* _What you should do_
Gather every line of the entries that includes the word "буря".

* _Source material_
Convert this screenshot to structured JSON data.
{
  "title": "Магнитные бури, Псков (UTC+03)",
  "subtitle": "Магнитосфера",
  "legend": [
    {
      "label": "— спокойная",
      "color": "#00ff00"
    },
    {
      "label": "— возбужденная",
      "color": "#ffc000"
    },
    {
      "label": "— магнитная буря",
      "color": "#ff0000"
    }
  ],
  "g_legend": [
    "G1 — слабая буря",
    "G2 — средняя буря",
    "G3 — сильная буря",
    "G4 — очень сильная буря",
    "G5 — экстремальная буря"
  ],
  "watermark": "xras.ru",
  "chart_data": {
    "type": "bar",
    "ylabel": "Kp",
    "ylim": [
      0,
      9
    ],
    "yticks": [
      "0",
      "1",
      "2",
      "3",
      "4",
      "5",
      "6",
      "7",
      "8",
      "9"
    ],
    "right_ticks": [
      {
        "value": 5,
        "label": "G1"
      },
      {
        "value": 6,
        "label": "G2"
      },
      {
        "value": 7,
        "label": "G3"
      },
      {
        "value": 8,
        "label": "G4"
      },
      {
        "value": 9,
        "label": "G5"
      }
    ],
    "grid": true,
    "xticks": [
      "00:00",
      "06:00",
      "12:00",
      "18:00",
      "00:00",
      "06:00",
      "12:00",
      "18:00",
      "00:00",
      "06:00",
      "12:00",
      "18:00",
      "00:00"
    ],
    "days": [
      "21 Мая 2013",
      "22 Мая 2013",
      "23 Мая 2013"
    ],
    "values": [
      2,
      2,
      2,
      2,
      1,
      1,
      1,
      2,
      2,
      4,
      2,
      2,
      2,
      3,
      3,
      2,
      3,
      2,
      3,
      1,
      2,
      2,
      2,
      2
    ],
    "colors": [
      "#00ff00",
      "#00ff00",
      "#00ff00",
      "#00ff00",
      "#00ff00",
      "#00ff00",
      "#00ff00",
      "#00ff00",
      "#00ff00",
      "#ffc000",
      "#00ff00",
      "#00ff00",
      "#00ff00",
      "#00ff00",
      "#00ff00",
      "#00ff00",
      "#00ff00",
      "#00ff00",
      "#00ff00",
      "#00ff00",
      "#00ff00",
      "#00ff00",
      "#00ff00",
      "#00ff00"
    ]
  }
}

* _Exercise result_
      "label": "— магнитная буря",
    "G1 — слабая буря",
    "G2 — средняя буря",
    "G3 — сильная буря",
    "G4 — очень сильная буря",
    "G5 — экстремальная буря"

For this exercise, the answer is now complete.